Return each entry exactly, with none missing.

** Start Material shown **

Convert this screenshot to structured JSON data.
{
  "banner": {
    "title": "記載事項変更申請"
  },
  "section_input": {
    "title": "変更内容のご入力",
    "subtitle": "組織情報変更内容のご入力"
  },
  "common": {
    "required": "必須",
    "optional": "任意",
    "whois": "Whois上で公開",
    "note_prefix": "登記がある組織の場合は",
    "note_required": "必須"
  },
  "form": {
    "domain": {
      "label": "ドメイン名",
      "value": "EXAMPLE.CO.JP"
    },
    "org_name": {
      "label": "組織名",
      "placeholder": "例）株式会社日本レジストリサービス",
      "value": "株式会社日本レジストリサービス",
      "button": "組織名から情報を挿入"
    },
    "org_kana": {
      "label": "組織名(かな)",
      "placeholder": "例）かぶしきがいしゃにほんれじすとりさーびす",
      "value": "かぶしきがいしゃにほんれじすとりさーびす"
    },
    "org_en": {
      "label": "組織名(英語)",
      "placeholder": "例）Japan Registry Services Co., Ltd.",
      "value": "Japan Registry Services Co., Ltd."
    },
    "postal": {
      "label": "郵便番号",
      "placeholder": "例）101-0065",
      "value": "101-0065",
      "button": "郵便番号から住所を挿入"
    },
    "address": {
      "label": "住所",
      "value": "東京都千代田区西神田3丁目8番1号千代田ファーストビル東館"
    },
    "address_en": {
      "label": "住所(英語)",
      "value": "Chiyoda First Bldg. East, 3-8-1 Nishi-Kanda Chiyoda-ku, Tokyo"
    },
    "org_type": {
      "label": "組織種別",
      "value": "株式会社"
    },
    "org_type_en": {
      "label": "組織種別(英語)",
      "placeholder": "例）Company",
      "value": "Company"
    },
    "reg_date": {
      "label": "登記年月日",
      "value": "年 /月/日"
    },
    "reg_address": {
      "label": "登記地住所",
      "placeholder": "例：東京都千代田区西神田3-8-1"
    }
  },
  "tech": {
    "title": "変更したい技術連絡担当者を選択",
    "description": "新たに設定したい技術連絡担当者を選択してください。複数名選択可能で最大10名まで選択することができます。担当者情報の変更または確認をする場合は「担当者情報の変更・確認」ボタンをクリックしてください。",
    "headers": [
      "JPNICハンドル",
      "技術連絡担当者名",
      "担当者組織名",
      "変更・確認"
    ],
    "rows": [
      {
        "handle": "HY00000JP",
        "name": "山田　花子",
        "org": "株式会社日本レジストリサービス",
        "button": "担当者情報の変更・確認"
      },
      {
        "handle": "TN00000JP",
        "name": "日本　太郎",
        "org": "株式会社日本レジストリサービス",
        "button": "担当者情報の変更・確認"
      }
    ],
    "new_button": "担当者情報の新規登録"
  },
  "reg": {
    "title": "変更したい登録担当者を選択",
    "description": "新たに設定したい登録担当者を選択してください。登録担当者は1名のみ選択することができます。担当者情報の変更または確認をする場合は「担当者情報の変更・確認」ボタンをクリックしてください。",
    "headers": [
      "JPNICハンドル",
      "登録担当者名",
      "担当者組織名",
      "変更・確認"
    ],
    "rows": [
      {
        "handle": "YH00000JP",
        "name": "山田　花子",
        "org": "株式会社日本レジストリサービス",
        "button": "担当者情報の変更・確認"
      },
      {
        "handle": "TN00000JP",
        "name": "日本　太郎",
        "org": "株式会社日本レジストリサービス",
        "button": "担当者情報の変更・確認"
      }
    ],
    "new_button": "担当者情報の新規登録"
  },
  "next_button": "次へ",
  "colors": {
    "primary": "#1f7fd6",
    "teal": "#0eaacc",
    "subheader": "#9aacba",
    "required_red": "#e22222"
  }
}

** End Material shown **

Solution to the exercise
Convert this screenshot to structured JSON data.
{
  "banner": {
    "title": "記載事項変更申請"
  },
  "section_input": {
    "title": "変更内容のご入力",
    "subtitle": "組織情報変更内容のご入力"
  },
  "common": {
    "required": "必須",
    "optional": "任意",
    "whois": "Whois上で公開",
    "note_prefix": "登記がある組織の場合は",
    "note_required": "必須"
  },
  "form": {
    "domain": {
      "label": "ドメイン名",
      "value": "EXAMPLE.CO.JP"
    },
    "org_name": {
      "label": "組織名",
      "placeholder": "例）株式会社日本レジストリサービス",
      "value": "株式会社日本レジストリサービス",
      "button": "組織名から情報を挿入"
    },
    "org_kana": {
      "label": "組織名(かな)",
      "placeholder": "例）かぶしきがいしゃにほんれじすとりさーびす",
      "value": "かぶしきがいしゃにほんれじすとりさーびす"
    },
    "org_en": {
      "label": "組織名(英語)",
      "placeholder": "例）Japan Registry Services Co., Ltd.",
      "value": "Japan Registry Services Co., Ltd."
    },
    "postal": {
      "label": "郵便番号",
      "placeholder": "例）101-0065",
      "value": "101-0065",
      "button": "郵便番号から住所を挿入"
    },
    "address": {
      "label": "住所",
      "value": "東京都千代田区西神田3丁目8番1号千代田ファーストビル東館"
    },
    "address_en": {
      "label": "住所(英語)",
      "value": "Chiyoda First Bldg. East, 3-8-1 Nishi-Kanda Chiyoda-ku, Tokyo"
    },
    "org_type": {
      "label": "組織種別",
      "value": "株式会社"
    },
    "org_type_en": {
      "label": "組織種別(英語)",
      "placeholder": "例）Company",
      "value": "Company"
    },
    "reg_date": {
      "label": "登記年月日",
      "value": "年 /月/日"
    },
    "reg_address": {
      "label": "登記地住所",
      "placeholder": "例：東京都千代田区西神田3-8-1"
    }
  },
  "tech": {
    "title": "変更したい技術連絡担当者を選択",
    "description": "新たに設定したい技術連絡担当者を選択してください。複数名選択可能で最大10名まで選択することができます。担当者情報の変更または確認をする場合は「担当者情報の変更・確認」ボタンをクリックしてください。",
    "headers": [
      "JPNICハンドル",
      "技術連絡担当者名",
      "担当者組織名",
      "変更・確認"
    ],
    "rows": [
      {
        "handle": "HY00000JP",
        "name": "山田　花子",
        "org": "株式会社日本レジストリサービス",
        "button": "担当者情報の変更・確認"
      },
      {
        "handle": "TN00000JP",
        "name": "日本　太郎",
        "org": "株式会社日本レジストリサービス",
        "button": "担当者情報の変更・確認"
      }
    ],
    "new_button": "担当者情報の新規登録"
  },
  "reg": {
    "title": "変更したい登録担当者を選択",
    "description": "新たに設定したい登録担当者を選択してください。登録担当者は1名のみ選択することができます。担当者情報の変更または確認をする場合は「担当者情報の変更・確認」ボタンをクリックしてください。",
    "headers": [
      "JPNICハンドル",
      "登録担当者名",
      "担当者組織名",
      "変更・確認"
    ],
    "rows": [
      {
        "handle": "YH00000JP",
        "name": "山田　花子",
        "org": "株式会社日本レジストリサービス",
        "button": "担当者情報の変更・確認"
      },
      {
        "handle": "TN00000JP",
        "name": "日本　太郎",
        "org": "株式会社日本レジストリサービス",
        "button": "担当者情報の変更・確認"
      }
    ],
    "new_button": "担当者情報の新規登録"
  },
  "next_button": "次へ",
  "colors": {
    "primary": "#1f7fd6",
    "teal": "#0eaacc",
    "subheader": "#9aacba",
    "required_red": "#e22222"
  }
}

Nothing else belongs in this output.